#### GIVEN ENTRIES

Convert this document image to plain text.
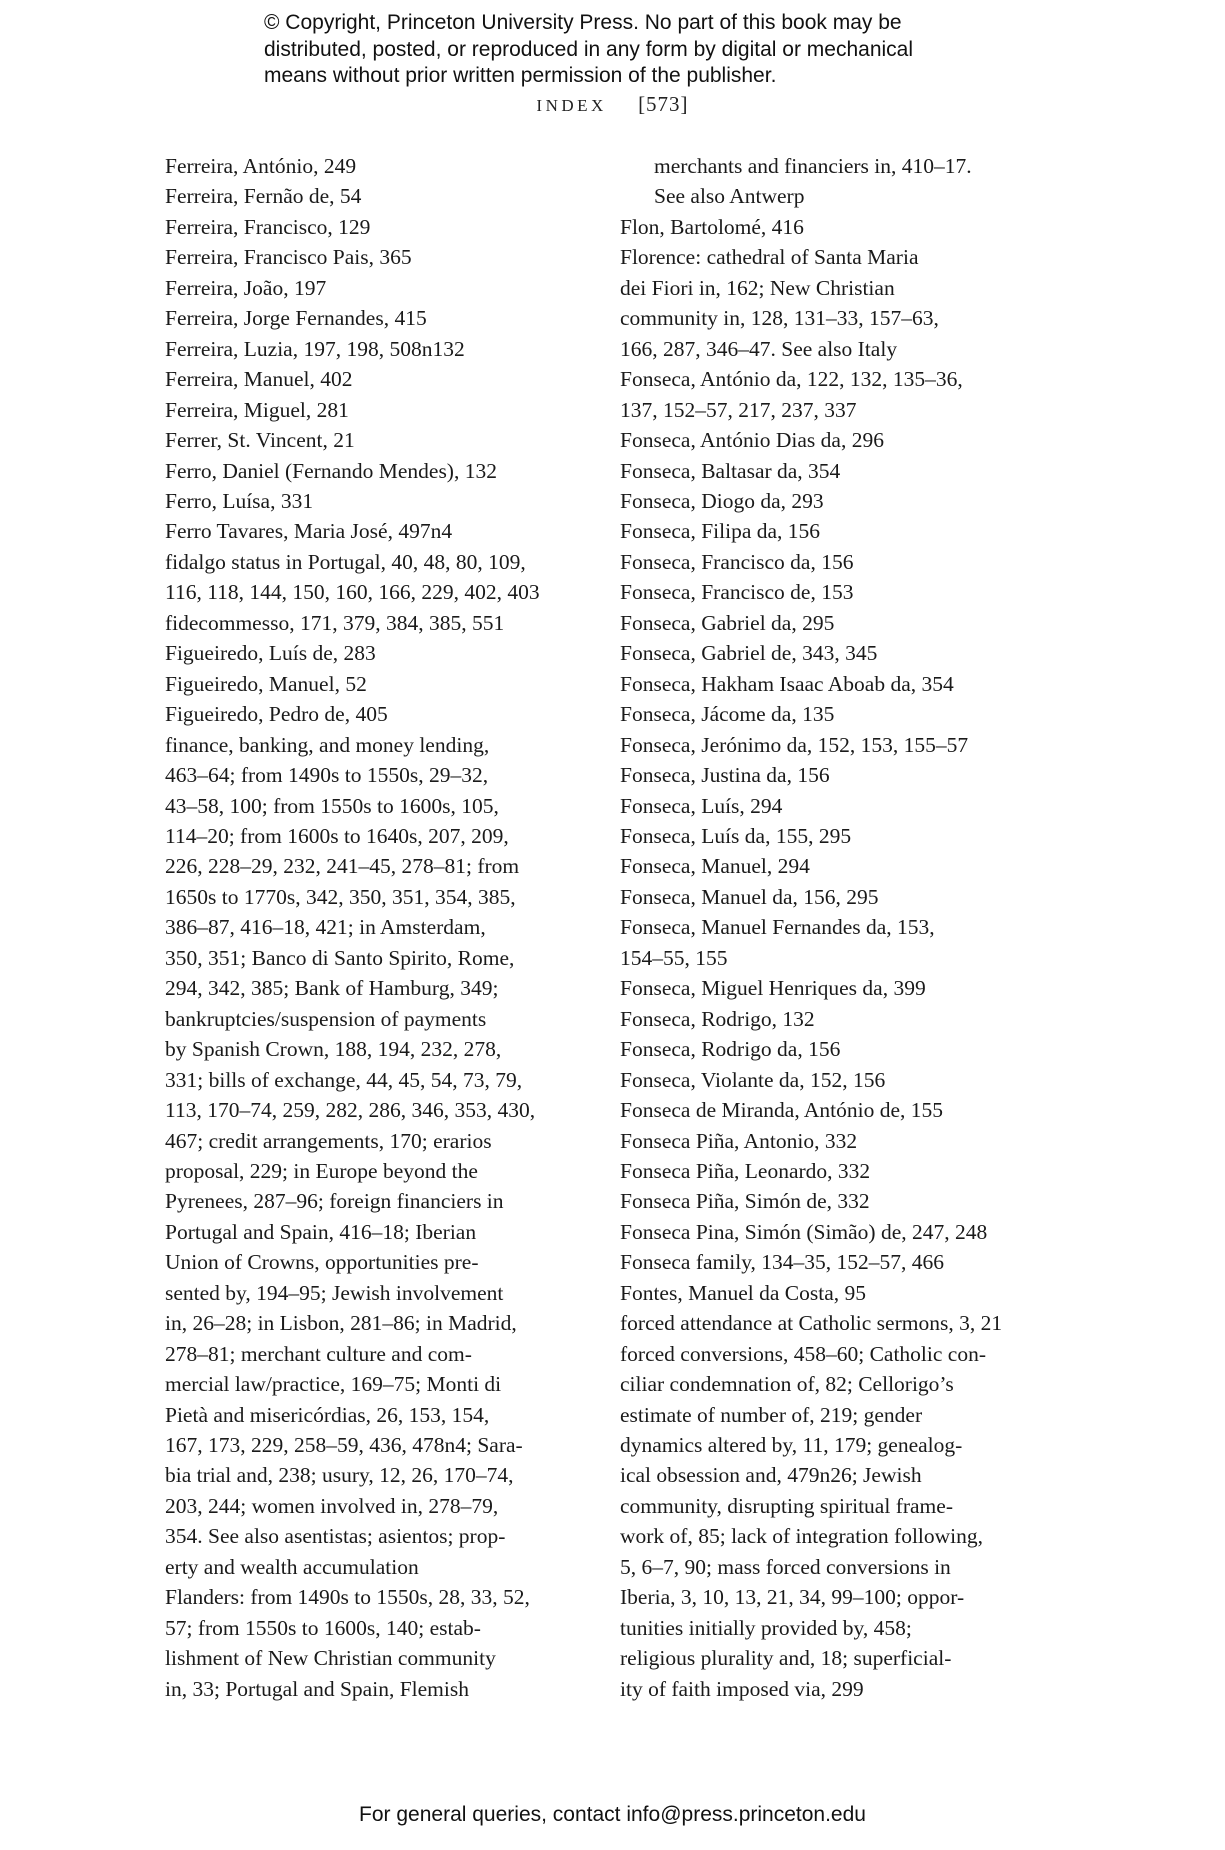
© Copyright, Princeton University Press. No part of this book may be
distributed, posted, or reproduced in any form by digital or mechanical
means without prior written permission of the publisher.
INDEX [573]
Ferreira, António, 249
Ferreira, Fernão de, 54
Ferreira, Francisco, 129
Ferreira, Francisco Pais, 365
Ferreira, João, 197
Ferreira, Jorge Fernandes, 415
Ferreira, Luzia, 197, 198, 508n132
Ferreira, Manuel, 402
Ferreira, Miguel, 281
Ferrer, St. Vincent, 21
Ferro, Daniel (Fernando Mendes), 132
Ferro, Luísa, 331
Ferro Tavares, Maria José, 497n4
fidalgo status in Portugal, 40, 48, 80, 109,
116, 118, 144, 150, 160, 166, 229, 402, 403
fidecommesso, 171, 379, 384, 385, 551
Figueiredo, Luís de, 283
Figueiredo, Manuel, 52
Figueiredo, Pedro de, 405
finance, banking, and money lending,
463–64; from 1490s to 1550s, 29–32,
43–58, 100; from 1550s to 1600s, 105,
114–20; from 1600s to 1640s, 207, 209,
226, 228–29, 232, 241–45, 278–81; from
1650s to 1770s, 342, 350, 351, 354, 385,
386–87, 416–18, 421; in Amsterdam,
350, 351; Banco di Santo Spirito, Rome,
294, 342, 385; Bank of Hamburg, 349;
bankruptcies/suspension of payments
by Spanish Crown, 188, 194, 232, 278,
331; bills of exchange, 44, 45, 54, 73, 79,
113, 170–74, 259, 282, 286, 346, 353, 430,
467; credit arrangements, 170; erarios
proposal, 229; in Europe beyond the
Pyrenees, 287–96; foreign financiers in
Portugal and Spain, 416–18; Iberian
Union of Crowns, opportunities pre-
sented by, 194–95; Jewish involvement
in, 26–28; in Lisbon, 281–86; in Madrid,
278–81; merchant culture and com-
mercial law/practice, 169–75; Monti di
Pietà and misericórdias, 26, 153, 154,
167, 173, 229, 258–59, 436, 478n4; Sara-
bia trial and, 238; usury, 12, 26, 170–74,
203, 244; women involved in, 278–79,
354. See also asentistas; asientos; prop-
erty and wealth accumulation
Flanders: from 1490s to 1550s, 28, 33, 52,
57; from 1550s to 1600s, 140; estab-
lishment of New Christian community
in, 33; Portugal and Spain, Flemish
merchants and financiers in, 410–17.
See also Antwerp
Flon, Bartolomé, 416
Florence: cathedral of Santa Maria
dei Fiori in, 162; New Christian
community in, 128, 131–33, 157–63,
166, 287, 346–47. See also Italy
Fonseca, António da, 122, 132, 135–36,
137, 152–57, 217, 237, 337
Fonseca, António Dias da, 296
Fonseca, Baltasar da, 354
Fonseca, Diogo da, 293
Fonseca, Filipa da, 156
Fonseca, Francisco da, 156
Fonseca, Francisco de, 153
Fonseca, Gabriel da, 295
Fonseca, Gabriel de, 343, 345
Fonseca, Hakham Isaac Aboab da, 354
Fonseca, Jácome da, 135
Fonseca, Jerónimo da, 152, 153, 155–57
Fonseca, Justina da, 156
Fonseca, Luís, 294
Fonseca, Luís da, 155, 295
Fonseca, Manuel, 294
Fonseca, Manuel da, 156, 295
Fonseca, Manuel Fernandes da, 153,
154–55, 155
Fonseca, Miguel Henriques da, 399
Fonseca, Rodrigo, 132
Fonseca, Rodrigo da, 156
Fonseca, Violante da, 152, 156
Fonseca de Miranda, António de, 155
Fonseca Piña, Antonio, 332
Fonseca Piña, Leonardo, 332
Fonseca Piña, Simón de, 332
Fonseca Pina, Simón (Simão) de, 247, 248
Fonseca family, 134–35, 152–57, 466
Fontes, Manuel da Costa, 95
forced attendance at Catholic sermons, 3, 21
forced conversions, 458–60; Catholic con-
ciliar condemnation of, 82; Cellorigo’s
estimate of number of, 219; gender
dynamics altered by, 11, 179; genealog-
ical obsession and, 479n26; Jewish
community, disrupting spiritual frame-
work of, 85; lack of integration following,
5, 6–7, 90; mass forced conversions in
Iberia, 3, 10, 13, 21, 34, 99–100; oppor-
tunities initially provided by, 458;
religious plurality and, 18; superficial-
ity of faith imposed via, 299
For general queries, contact info@press.princeton.edu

########

Except for the pictures, copy every line of the records above exactly.

Convert this document image to plain text.
© Copyright, Princeton University Press. No part of this book may be
distributed, posted, or reproduced in any form by digital or mechanical
means without prior written permission of the publisher.
INDEX [573]
Ferreira, António, 249
Ferreira, Fernão de, 54
Ferreira, Francisco, 129
Ferreira, Francisco Pais, 365
Ferreira, João, 197
Ferreira, Jorge Fernandes, 415
Ferreira, Luzia, 197, 198, 508n132
Ferreira, Manuel, 402
Ferreira, Miguel, 281
Ferrer, St. Vincent, 21
Ferro, Daniel (Fernando Mendes), 132
Ferro, Luísa, 331
Ferro Tavares, Maria José, 497n4
fidalgo status in Portugal, 40, 48, 80, 109,
116, 118, 144, 150, 160, 166, 229, 402, 403
fidecommesso, 171, 379, 384, 385, 551
Figueiredo, Luís de, 283
Figueiredo, Manuel, 52
Figueiredo, Pedro de, 405
finance, banking, and money lending,
463–64; from 1490s to 1550s, 29–32,
43–58, 100; from 1550s to 1600s, 105,
114–20; from 1600s to 1640s, 207, 209,
226, 228–29, 232, 241–45, 278–81; from
1650s to 1770s, 342, 350, 351, 354, 385,
386–87, 416–18, 421; in Amsterdam,
350, 351; Banco di Santo Spirito, Rome,
294, 342, 385; Bank of Hamburg, 349;
bankruptcies/suspension of payments
by Spanish Crown, 188, 194, 232, 278,
331; bills of exchange, 44, 45, 54, 73, 79,
113, 170–74, 259, 282, 286, 346, 353, 430,
467; credit arrangements, 170; erarios
proposal, 229; in Europe beyond the
Pyrenees, 287–96; foreign financiers in
Portugal and Spain, 416–18; Iberian
Union of Crowns, opportunities pre-
sented by, 194–95; Jewish involvement
in, 26–28; in Lisbon, 281–86; in Madrid,
278–81; merchant culture and com-
mercial law/practice, 169–75; Monti di
Pietà and misericórdias, 26, 153, 154,
167, 173, 229, 258–59, 436, 478n4; Sara-
bia trial and, 238; usury, 12, 26, 170–74,
203, 244; women involved in, 278–79,
354. See also asentistas; asientos; prop-
erty and wealth accumulation
Flanders: from 1490s to 1550s, 28, 33, 52,
57; from 1550s to 1600s, 140; estab-
lishment of New Christian community
in, 33; Portugal and Spain, Flemish
merchants and financiers in, 410–17.
See also Antwerp
Flon, Bartolomé, 416
Florence: cathedral of Santa Maria
dei Fiori in, 162; New Christian
community in, 128, 131–33, 157–63,
166, 287, 346–47. See also Italy
Fonseca, António da, 122, 132, 135–36,
137, 152–57, 217, 237, 337
Fonseca, António Dias da, 296
Fonseca, Baltasar da, 354
Fonseca, Diogo da, 293
Fonseca, Filipa da, 156
Fonseca, Francisco da, 156
Fonseca, Francisco de, 153
Fonseca, Gabriel da, 295
Fonseca, Gabriel de, 343, 345
Fonseca, Hakham Isaac Aboab da, 354
Fonseca, Jácome da, 135
Fonseca, Jerónimo da, 152, 153, 155–57
Fonseca, Justina da, 156
Fonseca, Luís, 294
Fonseca, Luís da, 155, 295
Fonseca, Manuel, 294
Fonseca, Manuel da, 156, 295
Fonseca, Manuel Fernandes da, 153,
154–55, 155
Fonseca, Miguel Henriques da, 399
Fonseca, Rodrigo, 132
Fonseca, Rodrigo da, 156
Fonseca, Violante da, 152, 156
Fonseca de Miranda, António de, 155
Fonseca Piña, Antonio, 332
Fonseca Piña, Leonardo, 332
Fonseca Piña, Simón de, 332
Fonseca Pina, Simón (Simão) de, 247, 248
Fonseca family, 134–35, 152–57, 466
Fontes, Manuel da Costa, 95
forced attendance at Catholic sermons, 3, 21
forced conversions, 458–60; Catholic con-
ciliar condemnation of, 82; Cellorigo’s
estimate of number of, 219; gender
dynamics altered by, 11, 179; genealog-
ical obsession and, 479n26; Jewish
community, disrupting spiritual frame-
work of, 85; lack of integration following,
5, 6–7, 90; mass forced conversions in
Iberia, 3, 10, 13, 21, 34, 99–100; oppor-
tunities initially provided by, 458;
religious plurality and, 18; superficial-
ity of faith imposed via, 299
For general queries, contact info@press.princeton.edu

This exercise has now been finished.